** Start Extracted material **

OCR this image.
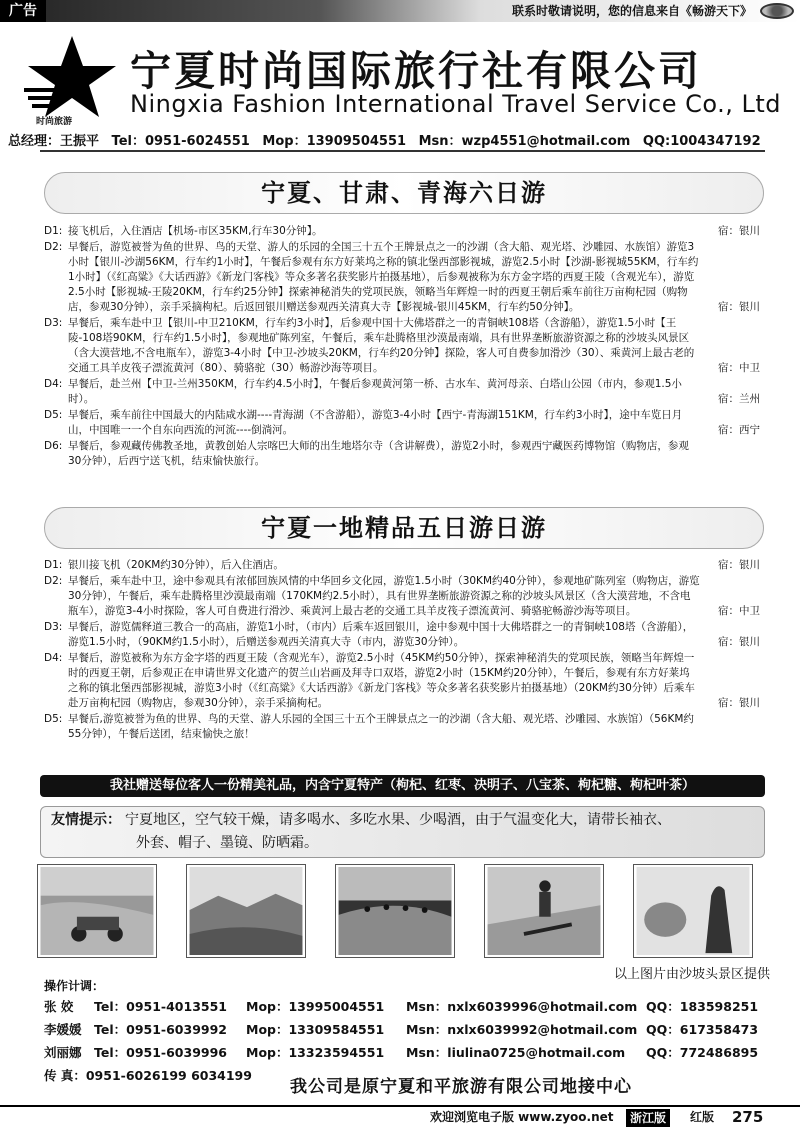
广告	联系时敬请说明，您的信息来自《畅游天下》
时尚旅游
宁夏时尚国际旅行社有限公司
Ningxia Fashion International Travel Service Co., Ltd
总经理：王振平 Tel：0951-6024551 Mop：13909504551 Msn：wzp4551@hotmail.com QQ:1004347192
宁夏、甘肃、青海六日游
D1: 接飞机后，入住酒店【机场-市区35KM,行车30分钟】。	宿：银川
D2: 早餐后，游览被誉为鱼的世界、鸟的天堂、游人的乐园的全国三十五个王牌景点之一的沙湖（含大船、观光塔、沙雕园、水族馆）游览3小时【银川-沙湖56KM，行车约1小时】，午餐后参观有东方好莱坞之称的镇北堡西部影视城，游览2.5小时【沙湖-影视城55KM，行车约1小时】（《红高粱》《大话西游》《新龙门客栈》等众多著名获奖影片拍摄基地），后参观被称为东方金字塔的西夏王陵（含观光车），游览2.5小时【影视城-王陵20KM，行车约25分钟】探索神秘消失的党项民族，领略当年辉煌一时的西夏王朝后乘车前往万亩枸杞园（购物店，参观30分钟），亲手采摘枸杞。后返回银川赠送参观西关清真大寺【影视城-银川45KM，行车约50分钟】。	宿：银川
D3: 早餐后，乘车赴中卫【银川-中卫210KM，行车约3小时】，后参观中国十大佛塔群之一的青铜峡108塔（含游船），游览1.5小时【王陵-108塔90KM，行车约1.5小时】，参观地矿陈列室，午餐后，乘车赴腾格里沙漠最南端，具有世界垄断旅游资源之称的沙坡头风景区（含大漠营地,不含电瓶车），游览3-4小时【中卫-沙坡头20KM，行车约20分钟】探险，客人可自费参加滑沙（30）、乘黄河上最古老的交通工具羊皮筏子漂流黄河（80）、骑骆驼（30）畅游沙海等项目。	宿：中卫
D4: 早餐后，赴兰州【中卫-兰州350KM，行车约4.5小时】，午餐后参观黄河第一桥、古水车、黄河母亲、白塔山公园（市内，参观1.5小时）。	宿：兰州
D5: 早餐后，乘车前往中国最大的内陆咸水湖----青海湖（不含游船），游览3-4小时【西宁-青海湖151KM，行车约3小时】，途中车览日月山，中国唯一一个自东向西流的河流----倒淌河。	宿：西宁
D6: 早餐后，参观藏传佛教圣地，黄教创始人宗喀巴大师的出生地塔尔寺（含讲解费），游览2小时，参观西宁藏医药博物馆（购物店，参观30分钟），后西宁送飞机，结束愉快旅行。
宁夏一地精品五日游日游
D1: 银川接飞机（20KM约30分钟），后入住酒店。	宿：银川
D2: 早餐后，乘车赴中卫，途中参观具有浓郁回族风情的中华回乡文化园，游览1.5小时（30KM约40分钟），参观地矿陈列室（购物店，游览30分钟），午餐后，乘车赴腾格里沙漠最南端（170KM约2.5小时），具有世界垄断旅游资源之称的沙坡头风景区（含大漠营地，不含电瓶车），游览3-4小时探险，客人可自费进行滑沙、乘黄河上最古老的交通工具羊皮筏子漂流黄河、骑骆驼畅游沙海等项目。	宿：中卫
D3: 早餐后，游览儒释道三教合一的高庙，游览1小时，（市内）后乘车返回银川，途中参观中国十大佛塔群之一的青铜峡108塔（含游船），游览1.5小时，（90KM约1.5小时），后赠送参观西关清真大寺（市内，游览30分钟）。	宿：银川
D4: 早餐后，游览被称为东方金字塔的西夏王陵（含观光车），游览2.5小时（45KM约50分钟），探索神秘消失的党项民族，领略当年辉煌一时的西夏王朝，后参观正在申请世界文化遗产的贺兰山岩画及拜寺口双塔，游览2小时（15KM约20分钟），午餐后，参观有东方好莱坞之称的镇北堡西部影视城，游览3小时（《红高粱》《大话西游》《新龙门客栈》等众多著名获奖影片拍摄基地）（20KM约30分钟）后乘车赴万亩枸杞园（购物店，参观30分钟），亲手采摘枸杞。	宿：银川
D5: 早餐后,游览被誉为鱼的世界、鸟的天堂、游人乐园的全国三十五个王牌景点之一的沙湖（含大船、观光塔、沙雕园、水族馆）（56KM约55分钟），午餐后送团，结束愉快之旅！
我社赠送每位客人一份精美礼品，内含宁夏特产（枸杞、红枣、决明子、八宝茶、枸杞糖、枸杞叶茶）
友情提示： 宁夏地区，空气较干燥，请多喝水、多吃水果、少喝酒，由于气温变化大，请带长袖衣、
外套、帽子、墨镜、防晒霜。
以上图片由沙坡头景区提供
操作计调：
张 姣 Tel：0951-4013551 Mop：13995004551 Msn：nxlx6039996@hotmail.com QQ：183598251
李媛媛 Tel：0951-6039992 Mop：13309584551 Msn：nxlx6039992@hotmail.com QQ：617358473
刘丽娜 Tel：0951-6039996 Mop：13323594551 Msn：liulina0725@hotmail.com QQ：772486895
传 真：0951-6026199 6034199
我公司是原宁夏和平旅游有限公司地接中心
欢迎浏览电子版 www.zyoo.net	浙江版	红版 275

** End Extracted material **

The exercise:
Reproduce every entry word for word, but omit the pictures.

Exercise response:
OCR this image.
广告	联系时敬请说明，您的信息来自《畅游天下》
时尚旅游
宁夏时尚国际旅行社有限公司
Ningxia Fashion International Travel Service Co., Ltd
总经理：王振平 Tel：0951-6024551 Mop：13909504551 Msn：wzp4551@hotmail.com QQ:1004347192
宁夏、甘肃、青海六日游
D1: 接飞机后，入住酒店【机场-市区35KM,行车30分钟】。	宿：银川
D2: 早餐后，游览被誉为鱼的世界、鸟的天堂、游人的乐园的全国三十五个王牌景点之一的沙湖（含大船、观光塔、沙雕园、水族馆）游览3小时【银川-沙湖56KM，行车约1小时】，午餐后参观有东方好莱坞之称的镇北堡西部影视城，游览2.5小时【沙湖-影视城55KM，行车约1小时】（《红高粱》《大话西游》《新龙门客栈》等众多著名获奖影片拍摄基地），后参观被称为东方金字塔的西夏王陵（含观光车），游览2.5小时【影视城-王陵20KM，行车约25分钟】探索神秘消失的党项民族，领略当年辉煌一时的西夏王朝后乘车前往万亩枸杞园（购物店，参观30分钟），亲手采摘枸杞。后返回银川赠送参观西关清真大寺【影视城-银川45KM，行车约50分钟】。	宿：银川
D3: 早餐后，乘车赴中卫【银川-中卫210KM，行车约3小时】，后参观中国十大佛塔群之一的青铜峡108塔（含游船），游览1.5小时【王陵-108塔90KM，行车约1.5小时】，参观地矿陈列室，午餐后，乘车赴腾格里沙漠最南端，具有世界垄断旅游资源之称的沙坡头风景区（含大漠营地,不含电瓶车），游览3-4小时【中卫-沙坡头20KM，行车约20分钟】探险，客人可自费参加滑沙（30）、乘黄河上最古老的交通工具羊皮筏子漂流黄河（80）、骑骆驼（30）畅游沙海等项目。	宿：中卫
D4: 早餐后，赴兰州【中卫-兰州350KM，行车约4.5小时】，午餐后参观黄河第一桥、古水车、黄河母亲、白塔山公园（市内，参观1.5小时）。	宿：兰州
D5: 早餐后，乘车前往中国最大的内陆咸水湖----青海湖（不含游船），游览3-4小时【西宁-青海湖151KM，行车约3小时】，途中车览日月山，中国唯一一个自东向西流的河流----倒淌河。	宿：西宁
D6: 早餐后，参观藏传佛教圣地，黄教创始人宗喀巴大师的出生地塔尔寺（含讲解费），游览2小时，参观西宁藏医药博物馆（购物店，参观30分钟），后西宁送飞机，结束愉快旅行。
宁夏一地精品五日游日游
D1: 银川接飞机（20KM约30分钟），后入住酒店。	宿：银川
D2: 早餐后，乘车赴中卫，途中参观具有浓郁回族风情的中华回乡文化园，游览1.5小时（30KM约40分钟），参观地矿陈列室（购物店，游览30分钟），午餐后，乘车赴腾格里沙漠最南端（170KM约2.5小时），具有世界垄断旅游资源之称的沙坡头风景区（含大漠营地，不含电瓶车），游览3-4小时探险，客人可自费进行滑沙、乘黄河上最古老的交通工具羊皮筏子漂流黄河、骑骆驼畅游沙海等项目。	宿：中卫
D3: 早餐后，游览儒释道三教合一的高庙，游览1小时，（市内）后乘车返回银川，途中参观中国十大佛塔群之一的青铜峡108塔（含游船），游览1.5小时，（90KM约1.5小时），后赠送参观西关清真大寺（市内，游览30分钟）。	宿：银川
D4: 早餐后，游览被称为东方金字塔的西夏王陵（含观光车），游览2.5小时（45KM约50分钟），探索神秘消失的党项民族，领略当年辉煌一时的西夏王朝，后参观正在申请世界文化遗产的贺兰山岩画及拜寺口双塔，游览2小时（15KM约20分钟），午餐后，参观有东方好莱坞之称的镇北堡西部影视城，游览3小时（《红高粱》《大话西游》《新龙门客栈》等众多著名获奖影片拍摄基地）（20KM约30分钟）后乘车赴万亩枸杞园（购物店，参观30分钟），亲手采摘枸杞。	宿：银川
D5: 早餐后,游览被誉为鱼的世界、鸟的天堂、游人乐园的全国三十五个王牌景点之一的沙湖（含大船、观光塔、沙雕园、水族馆）（56KM约55分钟），午餐后送团，结束愉快之旅！
我社赠送每位客人一份精美礼品，内含宁夏特产（枸杞、红枣、决明子、八宝茶、枸杞糖、枸杞叶茶）
友情提示： 宁夏地区，空气较干燥，请多喝水、多吃水果、少喝酒，由于气温变化大，请带长袖衣、
外套、帽子、墨镜、防晒霜。
以上图片由沙坡头景区提供
操作计调：
张 姣 Tel：0951-4013551 Mop：13995004551 Msn：nxlx6039996@hotmail.com QQ：183598251
李媛媛 Tel：0951-6039992 Mop：13309584551 Msn：nxlx6039992@hotmail.com QQ：617358473
刘丽娜 Tel：0951-6039996 Mop：13323594551 Msn：liulina0725@hotmail.com QQ：772486895
传 真：0951-6026199 6034199
我公司是原宁夏和平旅游有限公司地接中心
欢迎浏览电子版 www.zyoo.net	浙江版	红版 275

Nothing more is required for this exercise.